§ **READING PASSAGE**:
━━━

Problem source

A set of $n$ distinct vectors $\mathbf{a}_{1},\mathbf{a}_{2},\ldots,\mathbf{a}_{n},$
where $n\geqslant2$, is called \textit{regular }if it satisfies the
following two conditions: 
\begin{questionparts}
\item there are constants $\alpha$ and $\beta$, with $\alpha>0$, such
that for any $i$ and $j$, 
\[
\mathbf{a}_{i}\cdot\mathbf{a}_{j}=\begin{cases}
\alpha^{2} & \mbox{ when }i=j\\
\beta & \mbox{ when }i\neq j,
\end{cases}
\]
\item the centroid of $\mathbf{a}_{1},\mathbf{a}_{2},\ldots,\mathbf{a}_{n}$
is the origin $\mathbf{0}.$ {[}The centroid of vectors $\mathbf{b}_{1},\mathbf{b}_{2},\ldots,\mathbf{b}_{m}$
is the vector $\frac{1}{m}(\mathbf{b}_{1}+\mathbf{b}_{2}+\cdots+\mathbf{b}_{m}).${]} 
\end{questionparts}
Prove that \textbf{(i) }and \textbf{(ii) }imply that $(n-1)\beta=-\alpha^{2}.$
If $\mathbf{a}_{1}=\begin{pmatrix}1\\
0
\end{pmatrix},$ where $\mathbf{a}_{1},\mathbf{a}_{2},\ldots,\mathbf{a}_{n}$ is a
regular set of vectors in 2-dimensional space, show that either $n=2$ or $n=3$, and in each case find the other vectors in the set. 
Hence, or otherwise, find all regular sets of vectors in 3-dimensional
space for which $\mathbf{a}_{1}=\begin{pmatrix}1\\
0\\
0
\end{pmatrix}$ and $\mathbf{a}_{2}$ lies in the $x$-$y$ plane.

Solution source

\begin{align*}
&& \mathbf{0} &= \sum_i \mathbf{a}_i \tag{ii} \\
\Rightarrow && 0 &= \mathbf{a}_i \cdot \mathbf{0} \\
&&&= \sum_j \mathbf{a}_i \cdot \mathbf{a}_j \\
&&&= (n-1)\beta + \alpha^2 \tag{i} \\
\Rightarrow && (n-1)\beta &= -\alpha^2
\end{align*}

Suppose we have $\mathbf{a}_j = \binom{x}{y}$, $j \neq 1$ then $x = \beta$. We also must have $\beta^2 + y^2 = 1$, so there are at most two values for $y$, ie two extra vectors. ie $n = 2, 3$.

━━━

[Dataset excerpt]
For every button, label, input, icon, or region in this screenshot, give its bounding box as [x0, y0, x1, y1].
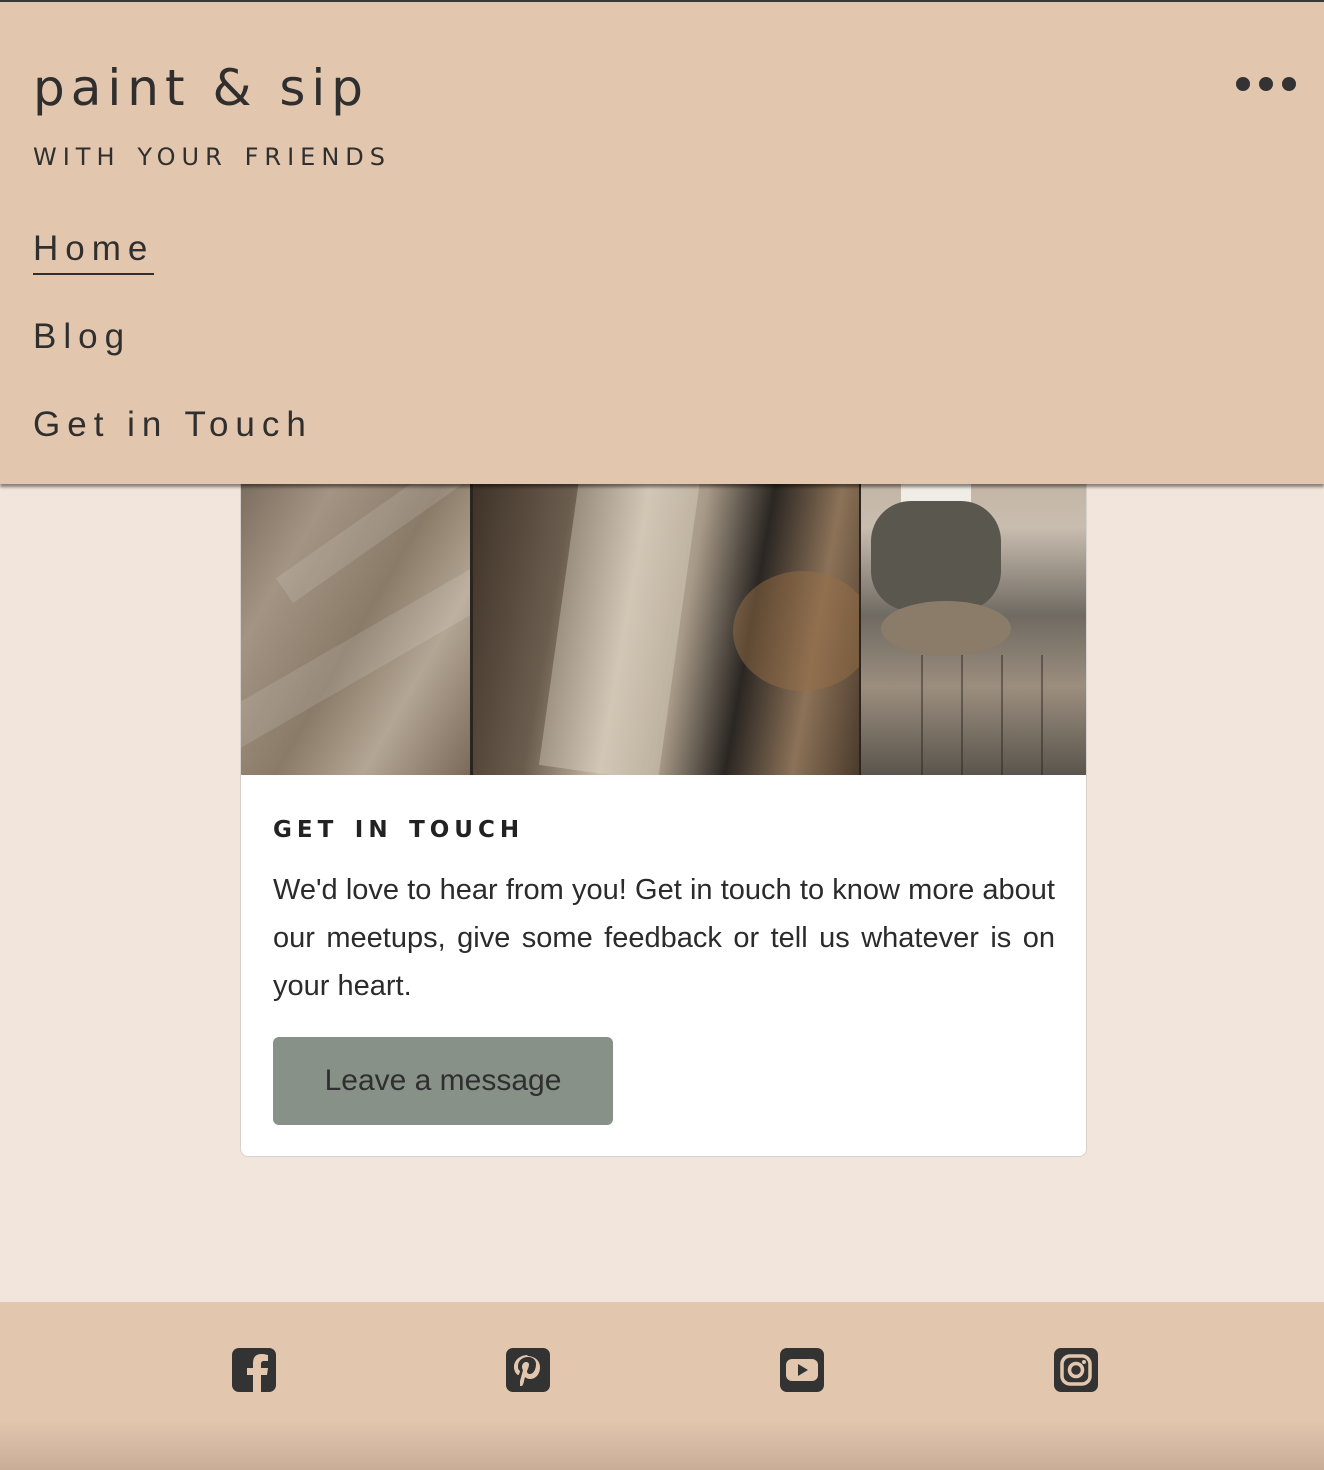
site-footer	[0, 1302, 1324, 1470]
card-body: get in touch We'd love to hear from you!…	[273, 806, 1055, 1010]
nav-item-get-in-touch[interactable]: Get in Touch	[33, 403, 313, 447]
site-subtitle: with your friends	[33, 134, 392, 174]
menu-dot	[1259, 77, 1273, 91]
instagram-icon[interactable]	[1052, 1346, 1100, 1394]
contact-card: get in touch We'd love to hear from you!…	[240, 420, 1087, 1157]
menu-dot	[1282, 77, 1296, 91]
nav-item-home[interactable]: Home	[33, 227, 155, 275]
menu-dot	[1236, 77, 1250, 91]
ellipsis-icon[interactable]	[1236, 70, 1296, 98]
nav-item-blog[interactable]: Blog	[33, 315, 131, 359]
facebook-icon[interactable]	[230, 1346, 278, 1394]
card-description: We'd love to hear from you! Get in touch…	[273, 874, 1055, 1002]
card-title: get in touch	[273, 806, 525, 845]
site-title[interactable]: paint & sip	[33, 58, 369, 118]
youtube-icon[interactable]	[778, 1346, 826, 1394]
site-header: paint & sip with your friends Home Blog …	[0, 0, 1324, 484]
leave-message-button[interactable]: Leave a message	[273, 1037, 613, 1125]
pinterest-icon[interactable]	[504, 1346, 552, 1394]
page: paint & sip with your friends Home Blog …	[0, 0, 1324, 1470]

━━━

§ **EXERCISE AIM**: Name each distinct LaTeX environment opened with \begin in the text on regular sets of vectors, listing each one once.

§ **CORRECT RESPONSE**: questionparts, cases, pmatrix, align*